- _What the task asks_
Count every line that has the word "ДҮЙНӨ" in it; give no more than the number.

- _Records for this exercise_
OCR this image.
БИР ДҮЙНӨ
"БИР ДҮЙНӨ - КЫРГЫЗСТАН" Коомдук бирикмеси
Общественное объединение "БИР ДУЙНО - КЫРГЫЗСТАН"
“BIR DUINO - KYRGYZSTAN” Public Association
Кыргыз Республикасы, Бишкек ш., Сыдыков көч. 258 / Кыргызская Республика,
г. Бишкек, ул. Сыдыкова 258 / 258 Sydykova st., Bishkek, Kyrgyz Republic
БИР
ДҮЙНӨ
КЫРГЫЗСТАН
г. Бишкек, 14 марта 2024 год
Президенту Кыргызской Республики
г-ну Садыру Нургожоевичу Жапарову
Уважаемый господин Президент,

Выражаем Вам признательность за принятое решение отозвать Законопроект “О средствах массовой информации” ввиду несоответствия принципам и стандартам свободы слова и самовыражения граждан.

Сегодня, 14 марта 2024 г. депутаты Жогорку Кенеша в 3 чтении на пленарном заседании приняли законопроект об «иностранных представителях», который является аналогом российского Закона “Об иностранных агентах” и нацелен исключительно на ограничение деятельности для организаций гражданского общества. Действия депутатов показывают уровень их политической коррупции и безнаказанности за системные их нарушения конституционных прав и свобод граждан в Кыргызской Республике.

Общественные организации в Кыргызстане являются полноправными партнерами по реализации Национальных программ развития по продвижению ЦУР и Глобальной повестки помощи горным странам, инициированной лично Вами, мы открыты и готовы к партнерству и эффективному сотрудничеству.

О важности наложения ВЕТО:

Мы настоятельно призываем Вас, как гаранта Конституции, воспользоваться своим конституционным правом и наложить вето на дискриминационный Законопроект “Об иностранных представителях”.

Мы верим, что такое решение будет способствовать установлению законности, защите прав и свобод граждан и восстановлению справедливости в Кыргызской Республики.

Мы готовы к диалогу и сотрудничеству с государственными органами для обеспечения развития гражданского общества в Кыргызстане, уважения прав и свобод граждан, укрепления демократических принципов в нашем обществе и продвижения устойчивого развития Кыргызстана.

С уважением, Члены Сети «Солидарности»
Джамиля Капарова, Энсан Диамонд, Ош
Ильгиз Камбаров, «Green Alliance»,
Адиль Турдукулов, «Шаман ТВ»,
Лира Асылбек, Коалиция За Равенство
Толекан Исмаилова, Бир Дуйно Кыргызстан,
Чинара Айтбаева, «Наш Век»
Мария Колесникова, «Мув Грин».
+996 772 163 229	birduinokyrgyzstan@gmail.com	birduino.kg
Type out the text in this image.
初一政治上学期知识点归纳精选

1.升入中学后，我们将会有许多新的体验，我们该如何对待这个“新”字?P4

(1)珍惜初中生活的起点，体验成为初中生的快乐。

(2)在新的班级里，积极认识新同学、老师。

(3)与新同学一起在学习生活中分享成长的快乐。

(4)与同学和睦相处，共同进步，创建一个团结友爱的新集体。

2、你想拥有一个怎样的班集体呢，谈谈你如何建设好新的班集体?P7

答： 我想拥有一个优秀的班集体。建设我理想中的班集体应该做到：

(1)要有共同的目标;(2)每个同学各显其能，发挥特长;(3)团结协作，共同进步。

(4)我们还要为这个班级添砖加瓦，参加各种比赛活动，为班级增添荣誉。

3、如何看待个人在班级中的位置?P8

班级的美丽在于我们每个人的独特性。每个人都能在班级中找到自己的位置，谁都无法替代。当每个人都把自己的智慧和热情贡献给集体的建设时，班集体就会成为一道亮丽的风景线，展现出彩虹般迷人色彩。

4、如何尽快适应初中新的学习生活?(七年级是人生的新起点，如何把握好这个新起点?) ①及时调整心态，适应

- _Answer to this problem_
3